Stated exercise – Make an exact copy of the data below, leaving out every picture.
━━━ Supplied material
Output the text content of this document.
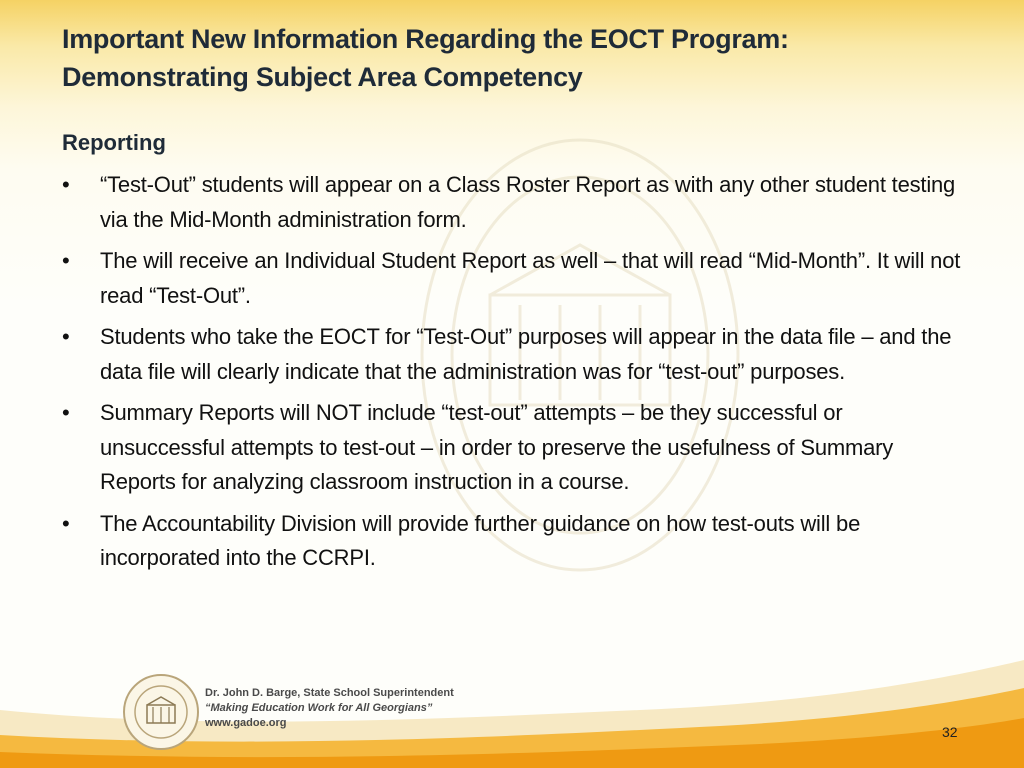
Important New Information Regarding the EOCT Program:
Demonstrating Subject Area Competency
Reporting
•	“Test-Out” students will appear on a Class Roster Report as with any other student testing via the Mid-Month administration form.
•	The will receive an Individual Student Report as well – that will read “Mid-Month”. It will not read “Test-Out”.
•	Students who take the EOCT for “Test-Out” purposes will appear in the data file – and the data file will clearly indicate that the administration was for “test-out” purposes.
•	Summary Reports will NOT include “test-out” attempts – be they successful or unsuccessful attempts to test-out – in order to preserve the usefulness of Summary Reports for analyzing classroom instruction in a course.
•	The Accountability Division will provide further guidance on how test-outs will be incorporated into the CCRPI.
Dr. John D. Barge, State School Superintendent
“Making Education Work for All Georgians”
www.gadoe.org
32
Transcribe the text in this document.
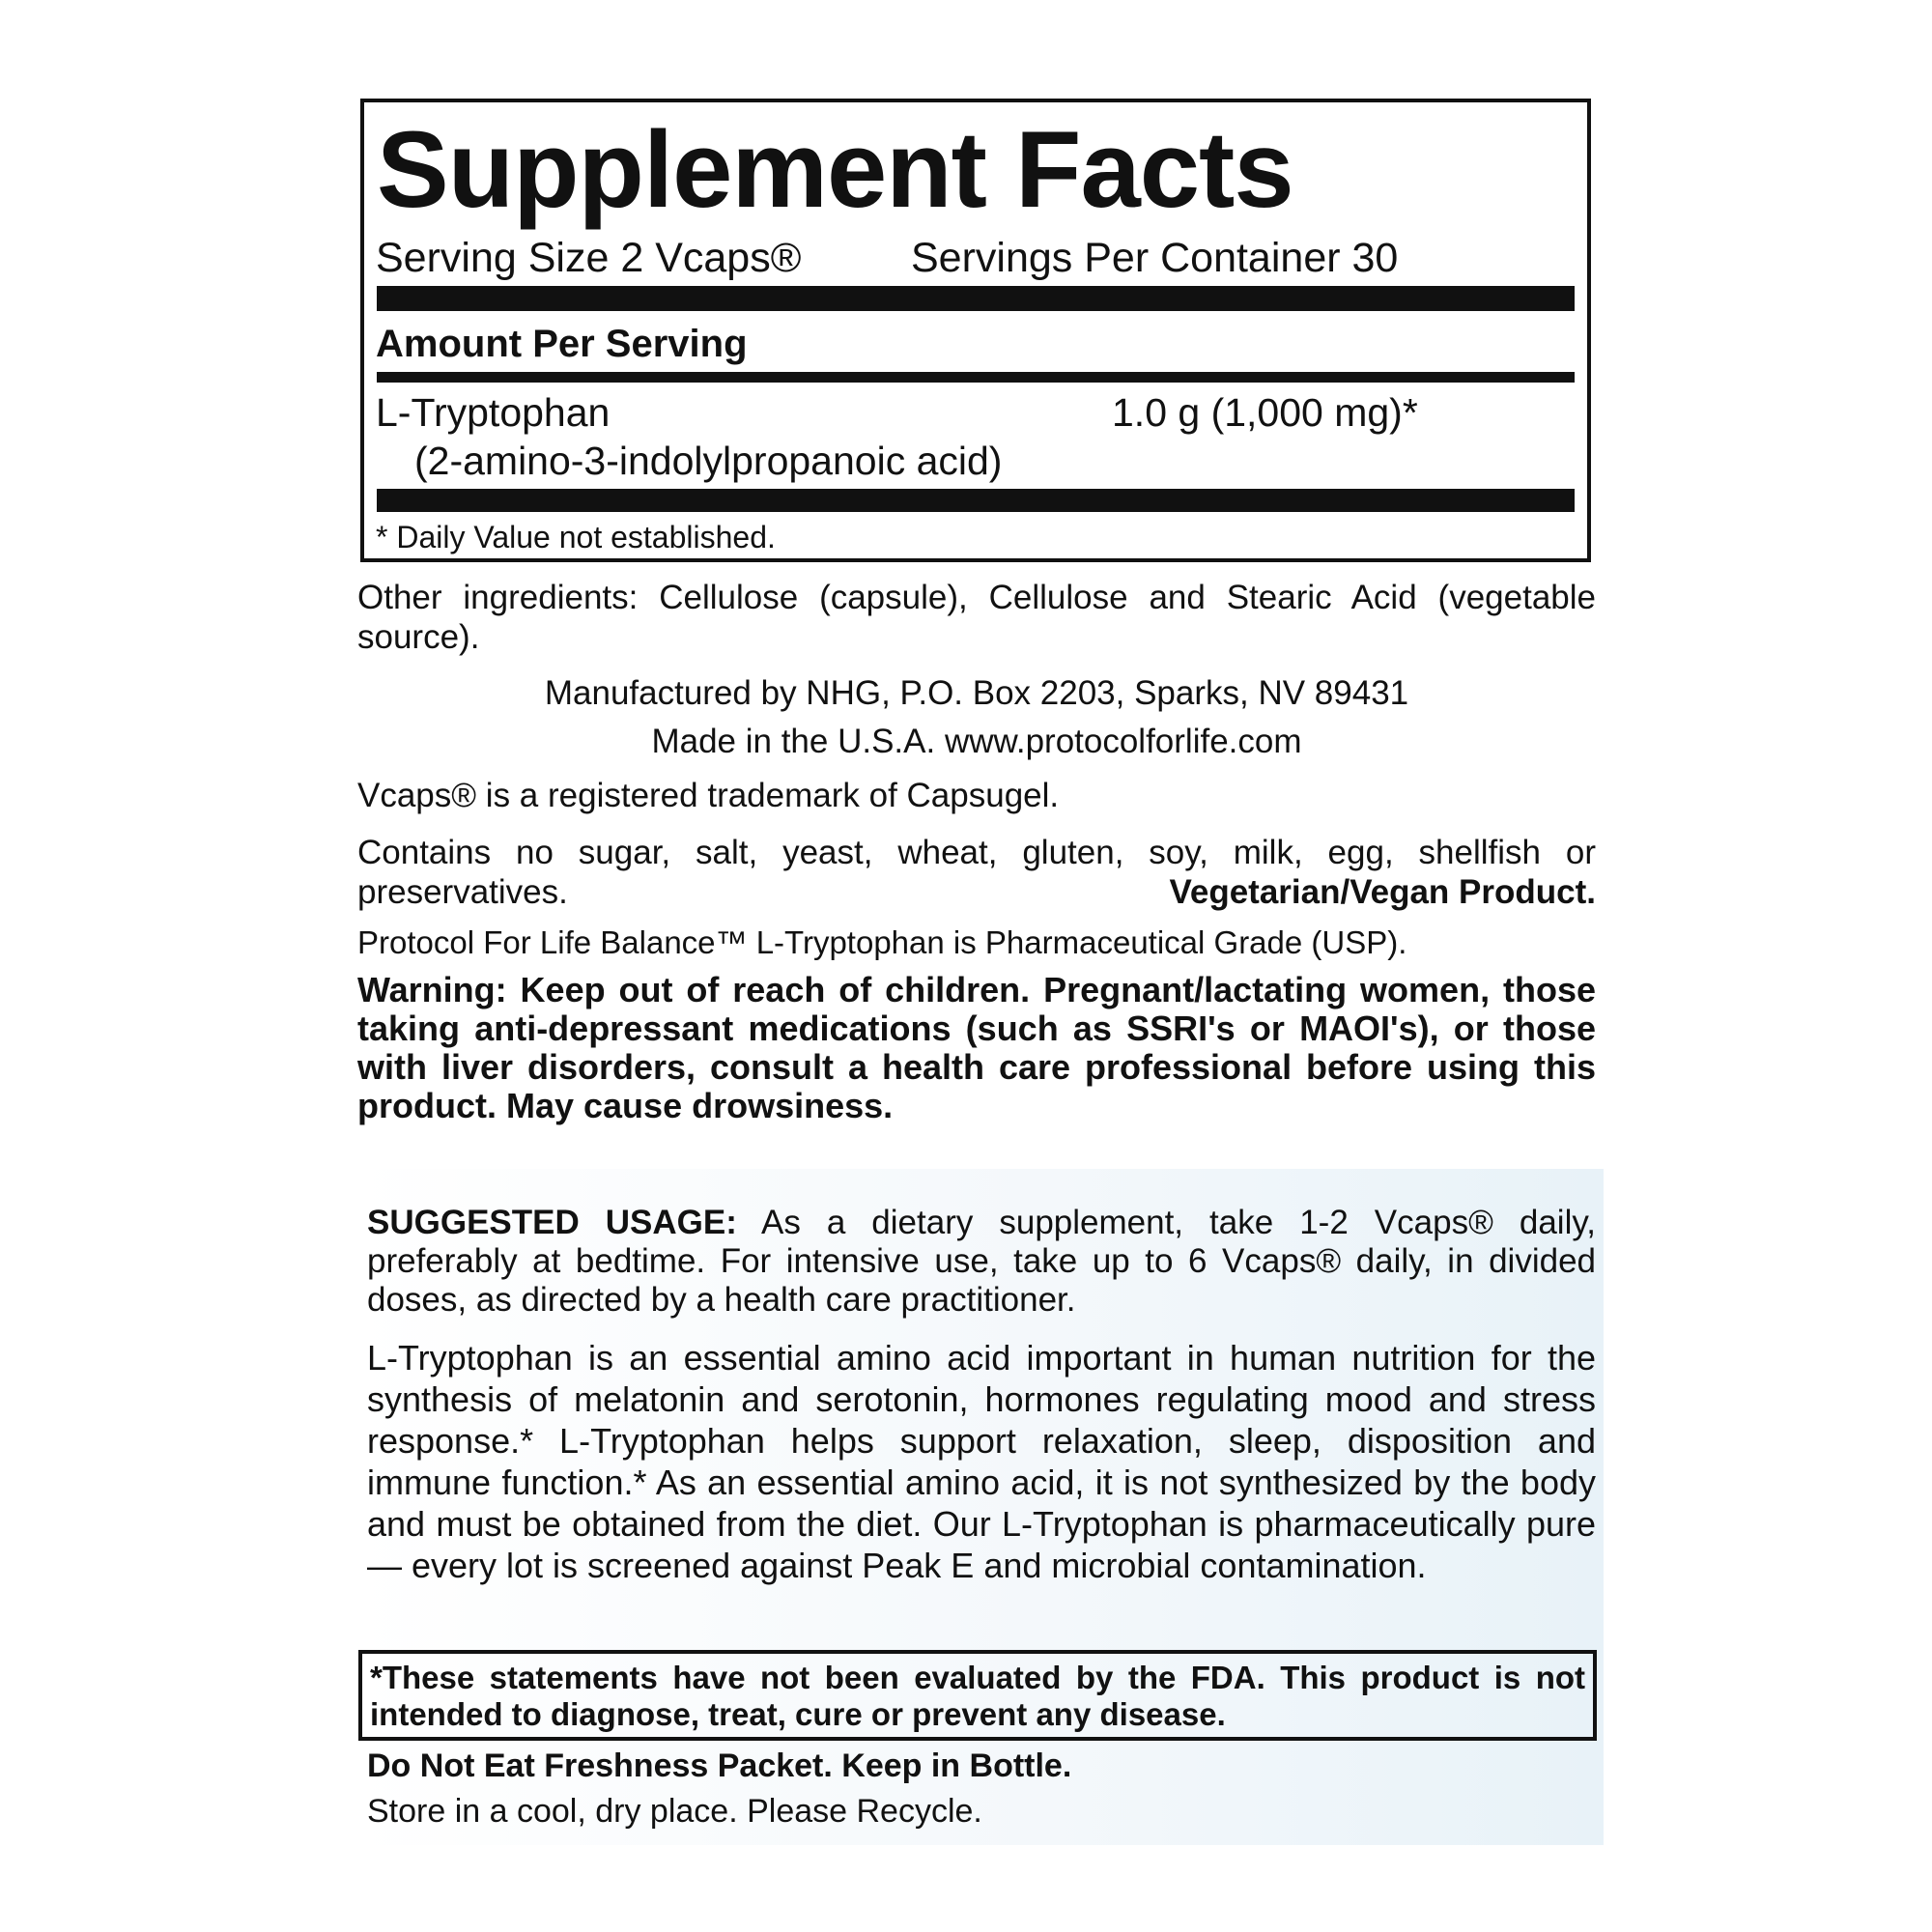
Supplement Facts
Serving Size 2 Vcaps®	Servings Per Container 30
Amount Per Serving
L-Tryptophan	1.0 g (1,000 mg)*
(2-amino-3-indolylpropanoic acid)
* Daily Value not established.
Other ingredients: Cellulose (capsule), Cellulose and Stearic Acid (vegetable source).
Manufactured by NHG, P.O. Box 2203, Sparks, NV 89431
Made in the U.S.A. www.protocolforlife.com
Vcaps® is a registered trademark of Capsugel.
Contains no sugar, salt, yeast, wheat, gluten, soy, milk, egg, shellfish or preservatives.	Vegetarian/Vegan Product.
Protocol For Life Balance™ L-Tryptophan is Pharmaceutical Grade (USP).
Warning: Keep out of reach of children. Pregnant/lactating women, those taking anti-depressant medications (such as SSRI's or MAOI's), or those with liver disorders, consult a health care professional before using this product. May cause drowsiness.
SUGGESTED USAGE: As a dietary supplement, take 1-2 Vcaps® daily, preferably at bedtime. For intensive use, take up to 6 Vcaps® daily, in divided doses, as directed by a health care practitioner.
L-Tryptophan is an essential amino acid important in human nutrition for the synthesis of melatonin and serotonin, hormones regulating mood and stress response.* L-Tryptophan helps support relaxation, sleep, disposition and immune function.* As an essential amino acid, it is not synthesized by the body and must be obtained from the diet. Our L-Tryptophan is pharmaceutically pure — every lot is screened against Peak E and microbial contamination.
*These statements have not been evaluated by the FDA. This product is not intended to diagnose, treat, cure or prevent any disease.
Do Not Eat Freshness Packet. Keep in Bottle.
Store in a cool, dry place. Please Recycle.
━━━━━━
Completed task –
Output the text content of this document.
Important New Information Regarding the EOCT Program:
Demonstrating Subject Area Competency
Reporting
•	“Test-Out” students will appear on a Class Roster Report as with any other student testing via the Mid-Month administration form.
•	The will receive an Individual Student Report as well – that will read “Mid-Month”. It will not read “Test-Out”.
•	Students who take the EOCT for “Test-Out” purposes will appear in the data file – and the data file will clearly indicate that the administration was for “test-out” purposes.
•	Summary Reports will NOT include “test-out” attempts – be they successful or unsuccessful attempts to test-out – in order to preserve the usefulness of Summary Reports for analyzing classroom instruction in a course.
•	The Accountability Division will provide further guidance on how test-outs will be incorporated into the CCRPI.
Dr. John D. Barge, State School Superintendent
“Making Education Work for All Georgians”
www.gadoe.org
32
Transcribe the text in this document.
Supplement Facts
Serving Size 2 Vcaps®	Servings Per Container 30
Amount Per Serving
L-Tryptophan	1.0 g (1,000 mg)*
(2-amino-3-indolylpropanoic acid)
* Daily Value not established.
Other ingredients: Cellulose (capsule), Cellulose and Stearic Acid (vegetable source).
Manufactured by NHG, P.O. Box 2203, Sparks, NV 89431
Made in the U.S.A. www.protocolforlife.com
Vcaps® is a registered trademark of Capsugel.
Contains no sugar, salt, yeast, wheat, gluten, soy, milk, egg, shellfish or preservatives.	Vegetarian/Vegan Product.
Protocol For Life Balance™ L-Tryptophan is Pharmaceutical Grade (USP).
Warning: Keep out of reach of children. Pregnant/lactating women, those taking anti-depressant medications (such as SSRI's or MAOI's), or those with liver disorders, consult a health care professional before using this product. May cause drowsiness.
SUGGESTED USAGE: As a dietary supplement, take 1-2 Vcaps® daily, preferably at bedtime. For intensive use, take up to 6 Vcaps® daily, in divided doses, as directed by a health care practitioner.
L-Tryptophan is an essential amino acid important in human nutrition for the synthesis of melatonin and serotonin, hormones regulating mood and stress response.* L-Tryptophan helps support relaxation, sleep, disposition and immune function.* As an essential amino acid, it is not synthesized by the body and must be obtained from the diet. Our L-Tryptophan is pharmaceutically pure — every lot is screened against Peak E and microbial contamination.
*These statements have not been evaluated by the FDA. This product is not intended to diagnose, treat, cure or prevent any disease.
Do Not Eat Freshness Packet. Keep in Bottle.
Store in a cool, dry place. Please Recycle.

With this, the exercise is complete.